*Tekstfragment*
——————
Op 5 en 6 april gooit de Grote Post in Oostende de deuren open voor het Storm!-festival. Jonge muzikanten komen er jong werk presenteren op voorspraak van twee jonge drummers: Jens Bouttery en Lander Gyselinck. ‘Dit is The Voice van Vlaanderen niet, hé.’ Merci, facteur!

Hoe weet je wanneer er twee drummers aan de deur van de Grote Post van Oostende kloppen? Als het tempo versnelt! (en hop, een cymbaal!) Ja sorry, het moest even. Komt ervan als Vrijstaat O., een van ’s lands fijnste jazzpodia, aan twee jonge slagwerkers vraagt om een nieuw festival te bestieren. Alleen hebben ze met Jens Bouttery en Lander Gyselinck (beiden 24) twee Grote Beloften te stekken. Bouttery vindt zijn meug vooral in theater en film, en maakte met cineast Daan Milius The Dubtapes, een multimediaspektakel waarin woord, beeld en muziek in elkaar haken. Gyselincks naam is intussen een buzzword in de jazz, en hij speelt onder meer bij het Kris Defoort Trio, STUFF en het Ragini Trio. Speciaal voor Storm! komt hij over uit New York, waar hij met een beurs studeert. Héél erg vindt hij dat retourtje niet, zal blijken.

Heren, voor we zandkastelen gaan bouwen: hoe zijn jullie aan het drummen geslagen?

JENS BOUTTERY: Bij mij zit het in het bloed. Mijn pa was vroeger rockdrummer. De ware belpopkenners kennen vast nog Once More, winnaars van de allereerste Rock Rally, in 1978, en de voorlopers van Luna Twist. Wel, die dus.
——————
*Aangeleverde gegevens*
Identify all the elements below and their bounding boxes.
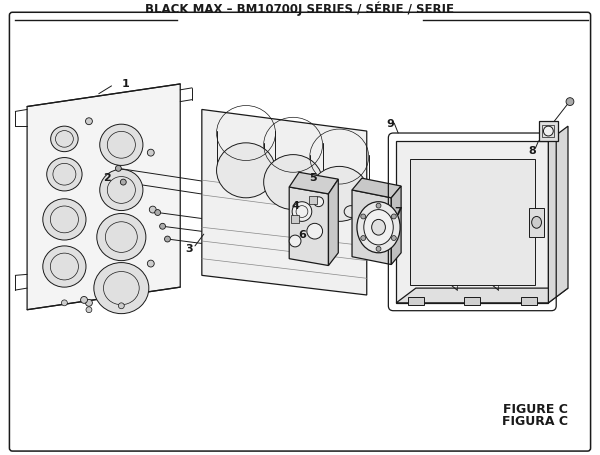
——————
*Opdracht en eisen*
Bewerk het deel van het tekstfragment tussen "Heren, voor we" en "Wel, die dus.", beide inbegrepen, door "rockdrummer" te vervangen door "jazzdrummer". Geef dat deel daarna in zijn geheel terug.

*Schriftelijk antwoord*
Heren, voor we zandkastelen gaan bouwen: hoe zijn jullie aan het drummen geslagen?

JENS BOUTTERY: Bij mij zit het in het bloed. Mijn pa was vroeger jazzdrummer. De ware belpopkenners kennen vast nog Once More, winnaars van de allereerste Rock Rally, in 1978, en de voorlopers van Luna Twist. Wel, die dus.